** begin **

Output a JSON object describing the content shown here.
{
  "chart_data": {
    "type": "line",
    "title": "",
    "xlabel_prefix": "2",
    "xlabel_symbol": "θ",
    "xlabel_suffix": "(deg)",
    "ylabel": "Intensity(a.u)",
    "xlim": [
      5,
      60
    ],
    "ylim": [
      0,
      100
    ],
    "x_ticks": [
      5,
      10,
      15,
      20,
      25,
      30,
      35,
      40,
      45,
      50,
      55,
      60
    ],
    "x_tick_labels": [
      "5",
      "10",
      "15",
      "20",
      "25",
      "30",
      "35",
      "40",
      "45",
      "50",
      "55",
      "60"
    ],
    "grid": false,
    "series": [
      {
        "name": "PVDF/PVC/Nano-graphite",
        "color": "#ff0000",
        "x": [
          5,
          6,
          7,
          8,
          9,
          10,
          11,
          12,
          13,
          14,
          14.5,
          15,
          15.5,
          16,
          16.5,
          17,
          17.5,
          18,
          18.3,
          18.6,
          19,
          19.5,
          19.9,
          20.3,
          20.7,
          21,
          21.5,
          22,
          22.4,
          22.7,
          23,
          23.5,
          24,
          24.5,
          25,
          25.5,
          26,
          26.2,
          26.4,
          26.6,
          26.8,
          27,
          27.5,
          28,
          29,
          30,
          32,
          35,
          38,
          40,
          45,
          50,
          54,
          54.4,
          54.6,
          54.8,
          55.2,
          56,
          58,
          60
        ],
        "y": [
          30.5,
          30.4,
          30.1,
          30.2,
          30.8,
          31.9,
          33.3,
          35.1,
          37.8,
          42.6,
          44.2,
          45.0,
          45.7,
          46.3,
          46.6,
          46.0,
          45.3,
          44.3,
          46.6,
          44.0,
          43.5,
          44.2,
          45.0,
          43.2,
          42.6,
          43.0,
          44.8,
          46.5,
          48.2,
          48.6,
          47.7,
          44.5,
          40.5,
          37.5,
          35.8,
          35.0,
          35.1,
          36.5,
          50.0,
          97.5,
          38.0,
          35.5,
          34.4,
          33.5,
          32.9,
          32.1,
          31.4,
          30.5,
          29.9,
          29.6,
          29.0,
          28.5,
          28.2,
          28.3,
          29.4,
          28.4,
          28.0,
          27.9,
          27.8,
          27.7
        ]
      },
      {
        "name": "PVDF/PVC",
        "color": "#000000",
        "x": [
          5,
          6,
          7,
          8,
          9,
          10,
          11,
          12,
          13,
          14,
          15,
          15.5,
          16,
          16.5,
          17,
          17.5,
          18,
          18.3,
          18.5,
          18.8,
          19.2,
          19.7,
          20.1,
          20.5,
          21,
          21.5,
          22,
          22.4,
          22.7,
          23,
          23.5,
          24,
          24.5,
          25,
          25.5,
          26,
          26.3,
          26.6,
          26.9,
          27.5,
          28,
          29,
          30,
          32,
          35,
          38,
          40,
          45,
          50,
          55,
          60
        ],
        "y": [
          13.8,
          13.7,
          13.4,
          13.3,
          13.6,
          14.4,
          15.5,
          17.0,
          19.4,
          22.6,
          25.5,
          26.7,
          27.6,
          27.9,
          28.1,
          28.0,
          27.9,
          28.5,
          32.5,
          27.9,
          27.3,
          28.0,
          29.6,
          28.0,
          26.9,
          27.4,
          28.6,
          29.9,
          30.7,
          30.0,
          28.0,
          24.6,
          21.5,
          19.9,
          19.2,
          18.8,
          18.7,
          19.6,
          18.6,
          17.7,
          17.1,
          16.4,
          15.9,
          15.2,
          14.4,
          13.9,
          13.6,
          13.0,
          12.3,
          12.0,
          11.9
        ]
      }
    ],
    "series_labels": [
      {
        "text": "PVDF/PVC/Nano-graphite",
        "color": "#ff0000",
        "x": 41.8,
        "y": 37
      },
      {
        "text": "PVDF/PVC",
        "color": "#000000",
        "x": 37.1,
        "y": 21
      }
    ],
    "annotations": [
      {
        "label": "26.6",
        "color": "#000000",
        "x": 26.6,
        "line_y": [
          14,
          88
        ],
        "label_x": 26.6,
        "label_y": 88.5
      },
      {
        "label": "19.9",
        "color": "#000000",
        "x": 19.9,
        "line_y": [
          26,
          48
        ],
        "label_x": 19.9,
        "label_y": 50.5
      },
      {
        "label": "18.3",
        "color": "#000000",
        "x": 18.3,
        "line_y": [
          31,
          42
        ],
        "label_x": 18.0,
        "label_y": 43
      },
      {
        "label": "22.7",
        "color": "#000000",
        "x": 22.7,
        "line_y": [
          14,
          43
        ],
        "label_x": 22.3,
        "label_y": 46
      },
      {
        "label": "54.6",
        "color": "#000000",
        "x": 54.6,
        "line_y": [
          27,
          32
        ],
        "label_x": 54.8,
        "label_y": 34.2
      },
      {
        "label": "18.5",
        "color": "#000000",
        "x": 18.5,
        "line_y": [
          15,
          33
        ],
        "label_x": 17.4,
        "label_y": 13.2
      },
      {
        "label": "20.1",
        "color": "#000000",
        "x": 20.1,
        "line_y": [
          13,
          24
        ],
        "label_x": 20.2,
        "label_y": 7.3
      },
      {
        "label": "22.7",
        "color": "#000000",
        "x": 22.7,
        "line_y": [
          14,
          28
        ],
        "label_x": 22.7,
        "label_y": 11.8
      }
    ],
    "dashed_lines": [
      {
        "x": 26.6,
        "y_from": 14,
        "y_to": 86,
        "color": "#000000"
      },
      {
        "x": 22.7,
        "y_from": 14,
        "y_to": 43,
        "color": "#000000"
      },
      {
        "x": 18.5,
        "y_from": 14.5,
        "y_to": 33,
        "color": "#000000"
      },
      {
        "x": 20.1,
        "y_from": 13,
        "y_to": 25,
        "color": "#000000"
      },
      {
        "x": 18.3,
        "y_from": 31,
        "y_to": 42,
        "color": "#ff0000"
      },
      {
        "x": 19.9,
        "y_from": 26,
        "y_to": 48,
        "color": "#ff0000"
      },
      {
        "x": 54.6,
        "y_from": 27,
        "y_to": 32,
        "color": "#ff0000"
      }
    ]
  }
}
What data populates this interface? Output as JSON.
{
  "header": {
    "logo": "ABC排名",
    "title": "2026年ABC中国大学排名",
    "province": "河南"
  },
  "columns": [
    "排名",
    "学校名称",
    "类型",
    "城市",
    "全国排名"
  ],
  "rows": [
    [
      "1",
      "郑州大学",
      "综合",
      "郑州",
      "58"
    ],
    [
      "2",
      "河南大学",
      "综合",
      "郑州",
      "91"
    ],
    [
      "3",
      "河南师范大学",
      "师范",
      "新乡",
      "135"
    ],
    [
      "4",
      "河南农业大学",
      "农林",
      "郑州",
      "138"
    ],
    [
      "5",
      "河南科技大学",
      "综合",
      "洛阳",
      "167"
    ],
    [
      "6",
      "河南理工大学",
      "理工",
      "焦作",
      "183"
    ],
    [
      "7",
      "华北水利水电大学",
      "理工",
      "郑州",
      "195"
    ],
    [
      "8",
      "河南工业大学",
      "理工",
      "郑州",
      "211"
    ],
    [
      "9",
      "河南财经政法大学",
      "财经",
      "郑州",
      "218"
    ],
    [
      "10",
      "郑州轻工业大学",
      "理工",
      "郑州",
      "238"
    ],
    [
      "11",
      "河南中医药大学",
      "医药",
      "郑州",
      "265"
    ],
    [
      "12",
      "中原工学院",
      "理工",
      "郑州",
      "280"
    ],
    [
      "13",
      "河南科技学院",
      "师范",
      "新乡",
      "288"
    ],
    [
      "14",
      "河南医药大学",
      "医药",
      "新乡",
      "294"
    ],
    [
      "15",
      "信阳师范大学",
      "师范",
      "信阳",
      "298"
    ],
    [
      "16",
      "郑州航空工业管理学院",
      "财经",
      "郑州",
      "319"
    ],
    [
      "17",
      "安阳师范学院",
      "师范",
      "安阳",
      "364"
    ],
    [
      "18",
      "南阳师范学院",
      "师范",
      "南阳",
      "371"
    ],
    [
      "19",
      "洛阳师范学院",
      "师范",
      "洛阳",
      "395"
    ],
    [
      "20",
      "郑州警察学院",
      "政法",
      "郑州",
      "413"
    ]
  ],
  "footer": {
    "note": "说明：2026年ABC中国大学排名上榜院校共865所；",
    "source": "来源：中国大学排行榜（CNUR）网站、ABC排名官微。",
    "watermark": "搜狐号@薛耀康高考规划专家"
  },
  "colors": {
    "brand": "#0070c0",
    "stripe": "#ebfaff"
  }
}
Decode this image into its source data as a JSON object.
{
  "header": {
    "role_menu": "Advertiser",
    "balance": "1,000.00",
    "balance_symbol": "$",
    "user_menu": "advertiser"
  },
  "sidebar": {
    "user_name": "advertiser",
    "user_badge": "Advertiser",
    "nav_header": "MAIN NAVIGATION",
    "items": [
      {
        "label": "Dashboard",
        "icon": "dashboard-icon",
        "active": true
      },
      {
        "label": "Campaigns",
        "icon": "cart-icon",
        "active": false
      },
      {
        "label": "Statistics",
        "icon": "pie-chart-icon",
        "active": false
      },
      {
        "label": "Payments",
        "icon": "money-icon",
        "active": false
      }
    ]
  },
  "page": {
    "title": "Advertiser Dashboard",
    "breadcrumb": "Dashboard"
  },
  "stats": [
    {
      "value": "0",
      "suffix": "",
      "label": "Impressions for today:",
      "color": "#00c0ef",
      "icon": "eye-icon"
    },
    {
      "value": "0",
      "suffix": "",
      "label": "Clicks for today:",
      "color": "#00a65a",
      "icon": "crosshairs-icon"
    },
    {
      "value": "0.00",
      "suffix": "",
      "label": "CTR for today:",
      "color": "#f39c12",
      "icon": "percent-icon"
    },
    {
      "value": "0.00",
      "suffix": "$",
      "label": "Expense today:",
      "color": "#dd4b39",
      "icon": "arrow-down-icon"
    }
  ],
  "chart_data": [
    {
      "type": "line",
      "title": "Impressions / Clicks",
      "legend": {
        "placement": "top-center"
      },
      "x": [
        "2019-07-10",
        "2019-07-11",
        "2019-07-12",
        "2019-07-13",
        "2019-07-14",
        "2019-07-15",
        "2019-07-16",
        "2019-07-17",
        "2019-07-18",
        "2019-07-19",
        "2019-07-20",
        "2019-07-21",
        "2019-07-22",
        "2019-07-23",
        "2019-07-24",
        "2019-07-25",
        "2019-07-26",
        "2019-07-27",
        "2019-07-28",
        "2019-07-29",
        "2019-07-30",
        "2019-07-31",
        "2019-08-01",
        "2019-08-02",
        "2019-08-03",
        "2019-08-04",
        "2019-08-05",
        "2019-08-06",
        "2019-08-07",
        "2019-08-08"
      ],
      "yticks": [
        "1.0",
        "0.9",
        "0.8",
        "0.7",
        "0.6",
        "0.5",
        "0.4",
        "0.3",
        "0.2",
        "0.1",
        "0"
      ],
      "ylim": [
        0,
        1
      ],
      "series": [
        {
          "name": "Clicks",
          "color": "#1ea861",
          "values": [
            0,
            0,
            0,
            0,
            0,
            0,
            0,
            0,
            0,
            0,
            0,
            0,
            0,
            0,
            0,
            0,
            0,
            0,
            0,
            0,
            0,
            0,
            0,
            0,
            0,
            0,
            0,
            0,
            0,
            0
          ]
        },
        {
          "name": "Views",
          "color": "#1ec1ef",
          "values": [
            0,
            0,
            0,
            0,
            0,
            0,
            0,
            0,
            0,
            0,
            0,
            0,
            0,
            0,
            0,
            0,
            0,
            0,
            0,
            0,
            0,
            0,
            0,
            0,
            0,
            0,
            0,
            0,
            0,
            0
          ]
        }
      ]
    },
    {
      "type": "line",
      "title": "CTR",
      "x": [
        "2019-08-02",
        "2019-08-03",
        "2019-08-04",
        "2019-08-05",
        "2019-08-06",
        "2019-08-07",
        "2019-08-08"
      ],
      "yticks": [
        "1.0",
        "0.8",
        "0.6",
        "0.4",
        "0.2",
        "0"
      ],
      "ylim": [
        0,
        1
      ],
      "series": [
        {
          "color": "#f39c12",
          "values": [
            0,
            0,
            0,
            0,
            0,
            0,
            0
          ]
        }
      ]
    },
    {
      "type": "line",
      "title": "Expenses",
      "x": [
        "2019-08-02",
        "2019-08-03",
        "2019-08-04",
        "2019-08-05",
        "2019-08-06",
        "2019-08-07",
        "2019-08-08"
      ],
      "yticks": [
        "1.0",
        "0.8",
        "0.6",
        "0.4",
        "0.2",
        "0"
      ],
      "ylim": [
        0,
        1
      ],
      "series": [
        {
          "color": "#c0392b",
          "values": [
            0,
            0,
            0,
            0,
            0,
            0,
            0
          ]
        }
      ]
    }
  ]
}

** end **

**GOAL:** Pick out every line with the string "today" and copy it.

**COMPLETED TASK:**
      "label": "Impressions for today:",
      "label": "Clicks for today:",
      "label": "CTR for today:",
      "label": "Expense today:",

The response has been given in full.